[Stored items from a collection]

++++++++++++++++++++

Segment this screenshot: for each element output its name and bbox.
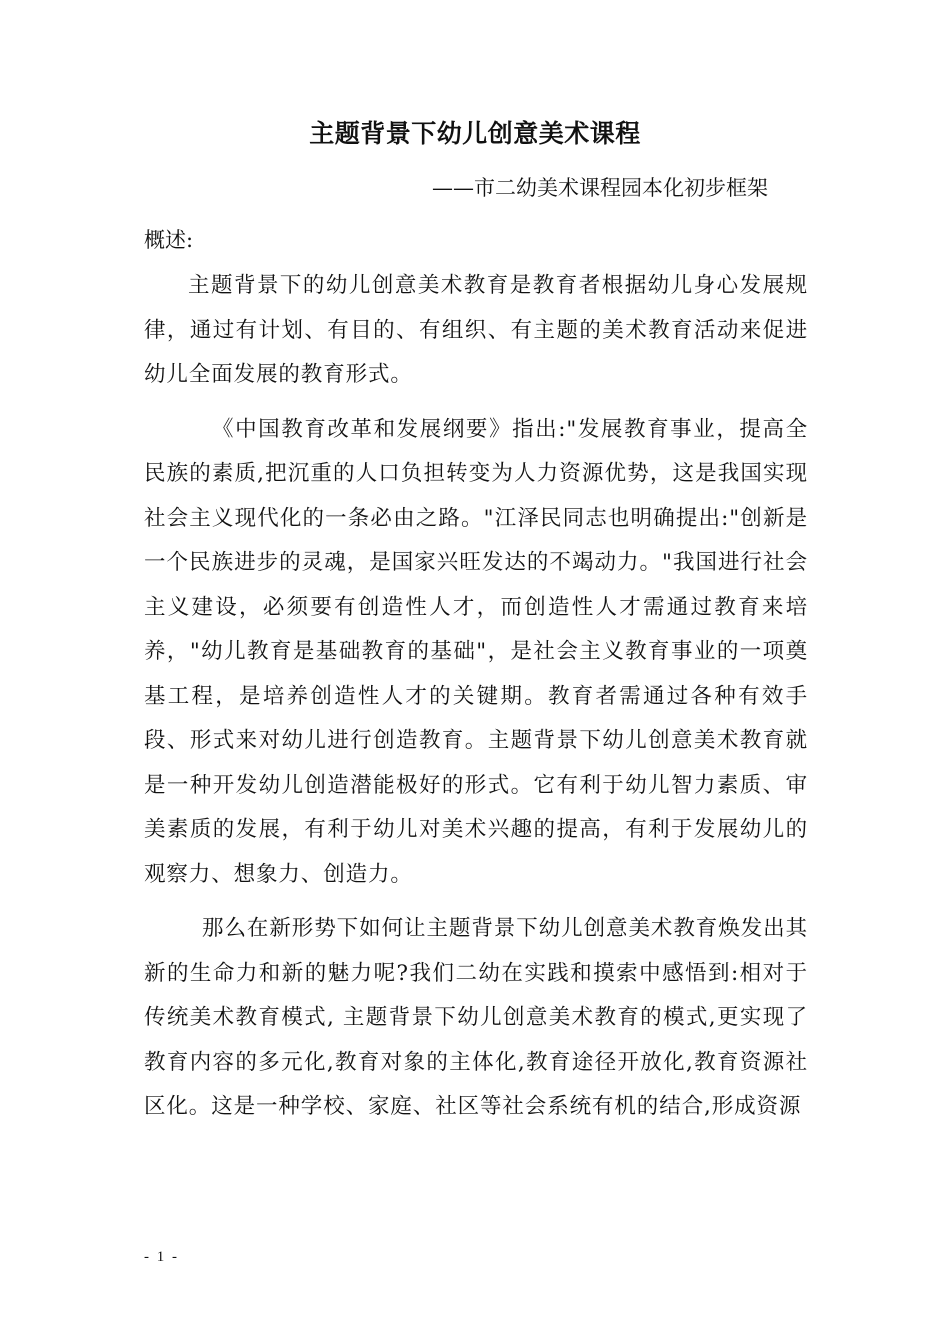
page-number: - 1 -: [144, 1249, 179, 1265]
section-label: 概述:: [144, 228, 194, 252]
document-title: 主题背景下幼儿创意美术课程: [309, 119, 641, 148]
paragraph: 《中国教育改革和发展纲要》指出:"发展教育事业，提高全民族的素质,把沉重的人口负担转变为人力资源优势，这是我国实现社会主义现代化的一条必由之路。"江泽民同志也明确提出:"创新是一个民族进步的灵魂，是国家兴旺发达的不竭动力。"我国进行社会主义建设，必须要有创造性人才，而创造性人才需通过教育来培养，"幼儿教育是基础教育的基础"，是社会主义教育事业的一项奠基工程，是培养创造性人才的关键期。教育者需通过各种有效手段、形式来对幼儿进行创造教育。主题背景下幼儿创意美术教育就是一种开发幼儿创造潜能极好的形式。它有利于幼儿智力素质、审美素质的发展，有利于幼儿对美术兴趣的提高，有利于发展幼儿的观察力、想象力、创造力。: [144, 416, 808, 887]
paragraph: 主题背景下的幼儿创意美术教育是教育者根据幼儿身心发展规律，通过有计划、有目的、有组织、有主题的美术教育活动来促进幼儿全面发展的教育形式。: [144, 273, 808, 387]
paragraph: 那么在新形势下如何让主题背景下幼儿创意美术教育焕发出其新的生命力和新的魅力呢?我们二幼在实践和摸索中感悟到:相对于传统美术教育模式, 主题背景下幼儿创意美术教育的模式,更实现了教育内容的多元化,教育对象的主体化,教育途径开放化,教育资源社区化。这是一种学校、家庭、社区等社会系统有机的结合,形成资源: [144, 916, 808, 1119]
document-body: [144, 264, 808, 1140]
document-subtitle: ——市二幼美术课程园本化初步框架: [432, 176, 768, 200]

++++++++++++++++++++

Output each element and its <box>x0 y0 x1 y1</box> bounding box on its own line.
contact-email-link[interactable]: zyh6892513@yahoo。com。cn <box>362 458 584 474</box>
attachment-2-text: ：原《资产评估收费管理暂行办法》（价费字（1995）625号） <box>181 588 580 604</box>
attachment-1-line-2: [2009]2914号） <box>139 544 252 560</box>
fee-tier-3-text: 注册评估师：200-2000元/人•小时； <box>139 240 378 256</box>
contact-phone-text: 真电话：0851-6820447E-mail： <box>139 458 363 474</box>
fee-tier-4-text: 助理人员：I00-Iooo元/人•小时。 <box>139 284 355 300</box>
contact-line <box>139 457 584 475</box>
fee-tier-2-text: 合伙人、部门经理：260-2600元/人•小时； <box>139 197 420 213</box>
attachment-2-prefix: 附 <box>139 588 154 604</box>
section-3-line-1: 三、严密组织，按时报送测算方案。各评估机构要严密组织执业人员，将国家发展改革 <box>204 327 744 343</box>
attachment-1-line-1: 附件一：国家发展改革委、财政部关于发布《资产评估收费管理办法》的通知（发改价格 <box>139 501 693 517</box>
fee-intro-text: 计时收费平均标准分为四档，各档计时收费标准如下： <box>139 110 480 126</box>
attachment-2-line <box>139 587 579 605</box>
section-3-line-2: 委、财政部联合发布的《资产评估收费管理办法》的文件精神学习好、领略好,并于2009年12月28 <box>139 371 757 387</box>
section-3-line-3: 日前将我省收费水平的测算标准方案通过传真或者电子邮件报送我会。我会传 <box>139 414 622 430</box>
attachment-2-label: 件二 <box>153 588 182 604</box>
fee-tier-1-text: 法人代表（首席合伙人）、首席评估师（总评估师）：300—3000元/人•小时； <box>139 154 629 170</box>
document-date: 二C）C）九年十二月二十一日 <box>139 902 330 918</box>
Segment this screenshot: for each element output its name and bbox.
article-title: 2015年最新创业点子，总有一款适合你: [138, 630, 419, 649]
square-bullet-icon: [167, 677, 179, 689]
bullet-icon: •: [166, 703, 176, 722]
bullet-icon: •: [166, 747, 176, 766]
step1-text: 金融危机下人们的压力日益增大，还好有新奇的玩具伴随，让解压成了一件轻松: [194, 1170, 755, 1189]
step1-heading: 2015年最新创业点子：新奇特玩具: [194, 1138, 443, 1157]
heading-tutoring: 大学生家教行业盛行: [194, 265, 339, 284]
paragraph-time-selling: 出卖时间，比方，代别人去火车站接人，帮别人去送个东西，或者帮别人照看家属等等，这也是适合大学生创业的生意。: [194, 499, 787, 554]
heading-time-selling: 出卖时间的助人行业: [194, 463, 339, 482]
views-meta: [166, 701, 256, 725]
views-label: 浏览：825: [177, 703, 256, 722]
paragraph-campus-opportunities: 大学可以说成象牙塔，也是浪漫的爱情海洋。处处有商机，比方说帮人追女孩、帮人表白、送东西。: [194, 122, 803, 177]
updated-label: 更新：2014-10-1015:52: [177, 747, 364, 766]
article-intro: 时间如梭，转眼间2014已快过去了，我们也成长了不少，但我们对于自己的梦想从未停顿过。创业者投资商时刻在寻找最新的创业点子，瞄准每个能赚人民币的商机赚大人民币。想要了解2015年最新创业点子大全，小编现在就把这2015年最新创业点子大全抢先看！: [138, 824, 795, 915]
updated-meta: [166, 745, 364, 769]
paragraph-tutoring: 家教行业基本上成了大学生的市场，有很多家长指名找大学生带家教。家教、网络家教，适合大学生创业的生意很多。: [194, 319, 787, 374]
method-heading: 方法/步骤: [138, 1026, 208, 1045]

++++++++++++++++++++

Aim of the task | Please reproduce the data starting at the line that contains "page-number: - 1 -: [144, 1249, 179, 1265]" and ending at the line that contains "document-subtitle: ——市二幼美术课程园本化初步框架: [432, 176, 768, 200]", with "paragraph" replaced by "text-block" and all else unchanged.

Response below |
page-number: - 1 -: [144, 1249, 179, 1265]
section-label: 概述:: [144, 228, 194, 252]
document-title: 主题背景下幼儿创意美术课程: [309, 119, 641, 148]
text-block: 《中国教育改革和发展纲要》指出:"发展教育事业，提高全民族的素质,把沉重的人口负担转变为人力资源优势，这是我国实现社会主义现代化的一条必由之路。"江泽民同志也明确提出:"创新是一个民族进步的灵魂，是国家兴旺发达的不竭动力。"我国进行社会主义建设，必须要有创造性人才，而创造性人才需通过教育来培养，"幼儿教育是基础教育的基础"，是社会主义教育事业的一项奠基工程，是培养创造性人才的关键期。教育者需通过各种有效手段、形式来对幼儿进行创造教育。主题背景下幼儿创意美术教育就是一种开发幼儿创造潜能极好的形式。它有利于幼儿智力素质、审美素质的发展，有利于幼儿对美术兴趣的提高，有利于发展幼儿的观察力、想象力、创造力。: [144, 416, 808, 887]
text-block: 主题背景下的幼儿创意美术教育是教育者根据幼儿身心发展规律，通过有计划、有目的、有组织、有主题的美术教育活动来促进幼儿全面发展的教育形式。: [144, 273, 808, 387]
text-block: 那么在新形势下如何让主题背景下幼儿创意美术教育焕发出其新的生命力和新的魅力呢?我们二幼在实践和摸索中感悟到:相对于传统美术教育模式, 主题背景下幼儿创意美术教育的模式,更实现了教育内容的多元化,教育对象的主体化,教育途径开放化,教育资源社区化。这是一种学校、家庭、社区等社会系统有机的结合,形成资源: [144, 916, 808, 1119]
document-body: [144, 264, 808, 1140]
document-subtitle: ——市二幼美术课程园本化初步框架: [432, 176, 768, 200]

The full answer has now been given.